Scan the records for the word "从而使种子萌发". Copy each line that includes it.

■ ■ ■ ■ ■ ■ ■

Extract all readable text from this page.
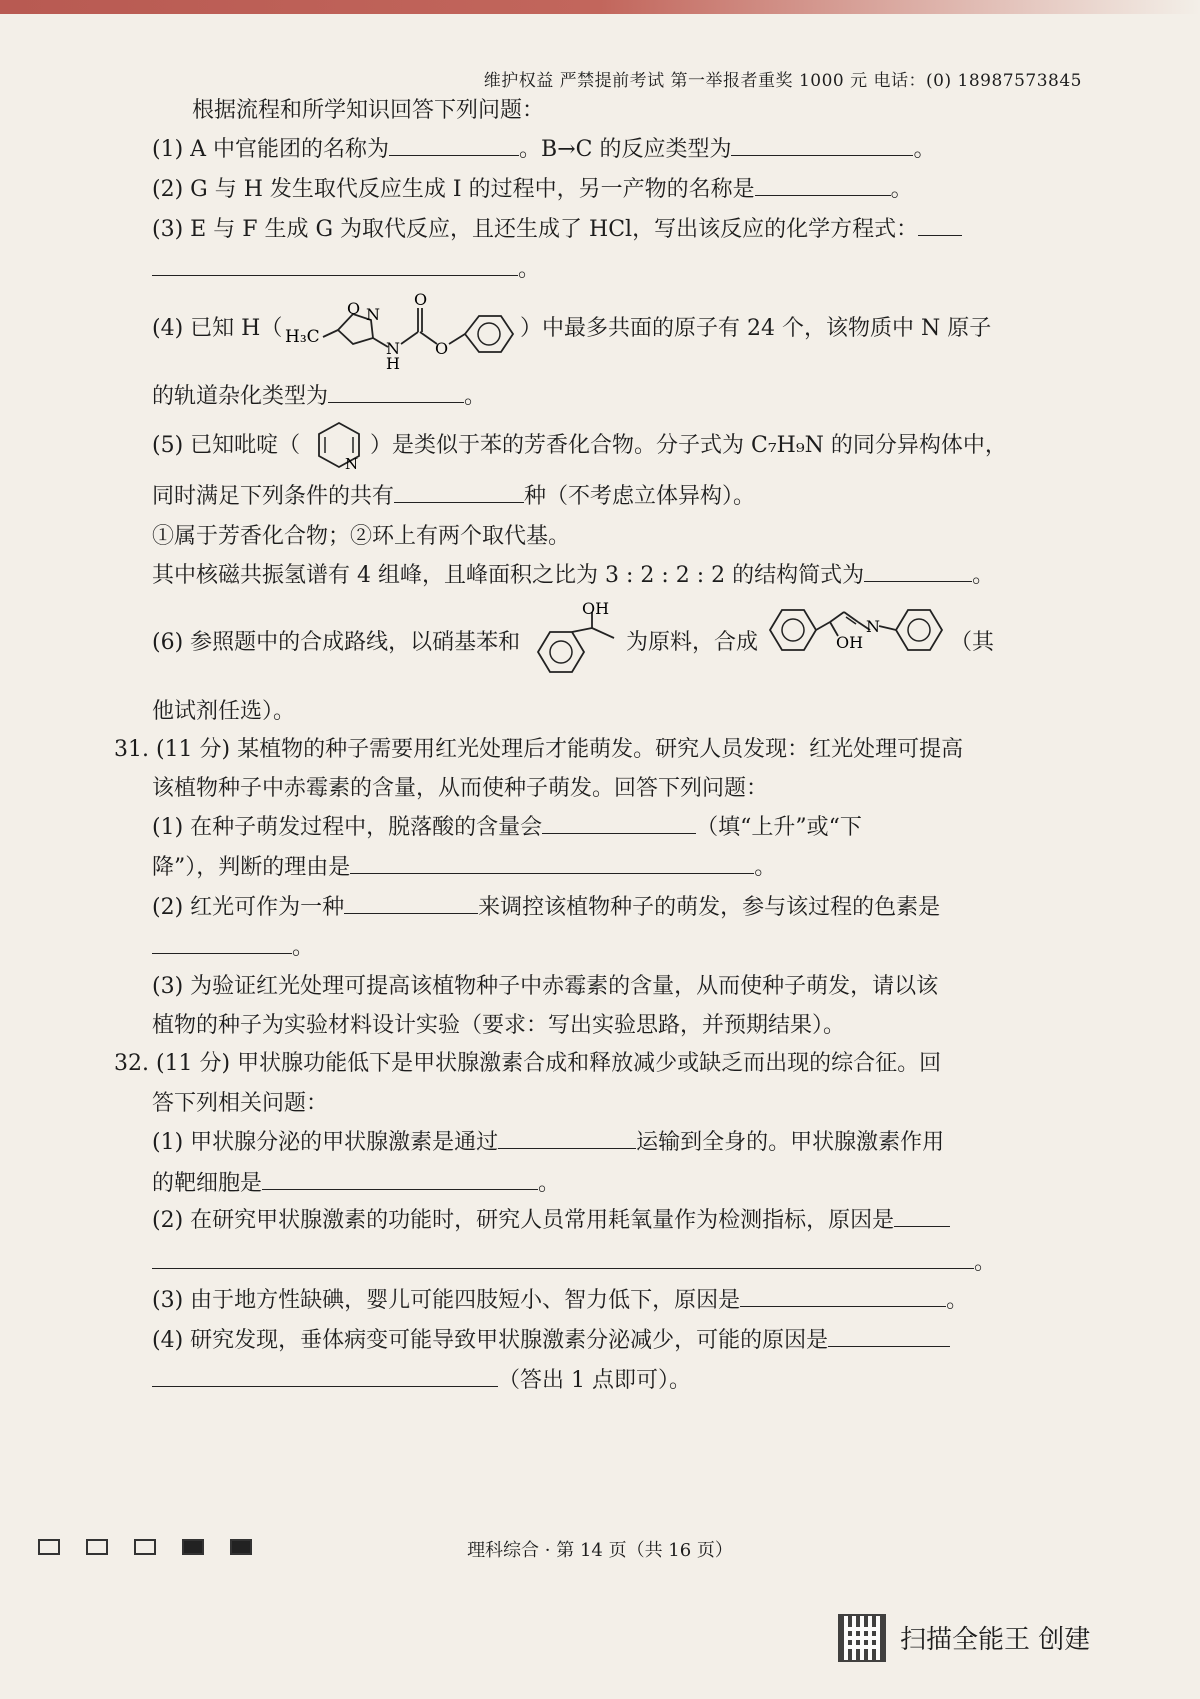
维护权益 严禁提前考试 第一举报者重奖 1000 元 电话：(0) 18987573845
根据流程和所学知识回答下列问题：
(1) A 中官能团的名称为	。B→C 的反应类型为	。
(2) G 与 H 发生取代反应生成 I 的过程中，另一产物的名称是	。
(3) E 与 F 生成 G 为取代反应，且还生成了 HCl，写出该反应的化学方程式：
。
(4) 已知 H（ H₃C
O N
N
H
O
O
）中最多共面的原子有 24 个，该物质中 N 原子
的轨道杂化类型为	。
(5) 已知吡啶（
N
）是类似于苯的芳香化合物。分子式为 C₇H₉N 的同分异构体中，
同时满足下列条件的共有	种（不考虑立体异构）。
①属于芳香化合物；②环上有两个取代基。
其中核磁共振氢谱有 4 组峰，且峰面积之比为 3 : 2 : 2 : 2 的结构简式为	。
(6) 参照题中的合成路线，以硝基苯和
OH
为原料，合成	OH
N
（其
他试剂任选）。
31. (11 分) 某植物的种子需要用红光处理后才能萌发。研究人员发现：红光处理可提高
该植物种子中赤霉素的含量，从而使种子萌发。回答下列问题：
(1) 在种子萌发过程中，脱落酸的含量会	（填“上升”或“下
降”），判断的理由是	。
(2) 红光可作为一种	来调控该植物种子的萌发，参与该过程的色素是
。
(3) 为验证红光处理可提高该植物种子中赤霉素的含量，从而使种子萌发，请以该
植物的种子为实验材料设计实验（要求：写出实验思路，并预期结果）。
32. (11 分) 甲状腺功能低下是甲状腺激素合成和释放减少或缺乏而出现的综合征。回
答下列相关问题：
(1) 甲状腺分泌的甲状腺激素是通过	运输到全身的。甲状腺激素作用
的靶细胞是	。
(2) 在研究甲状腺激素的功能时，研究人员常用耗氧量作为检测指标，原因是
。
(3) 由于地方性缺碘，婴儿可能四肢短小、智力低下，原因是	。
(4) 研究发现，垂体病变可能导致甲状腺激素分泌减少，可能的原因是
（答出 1 点即可）。
理科综合 · 第 14 页（共 16 页）
扫描全能王 创建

■ ■ ■ ■ ■ ■ ■

* Answer to this task
该植物种子中赤霉素的含量，从而使种子萌发。回答下列问题：
(3) 为验证红光处理可提高该植物种子中赤霉素的含量，从而使种子萌发，请以该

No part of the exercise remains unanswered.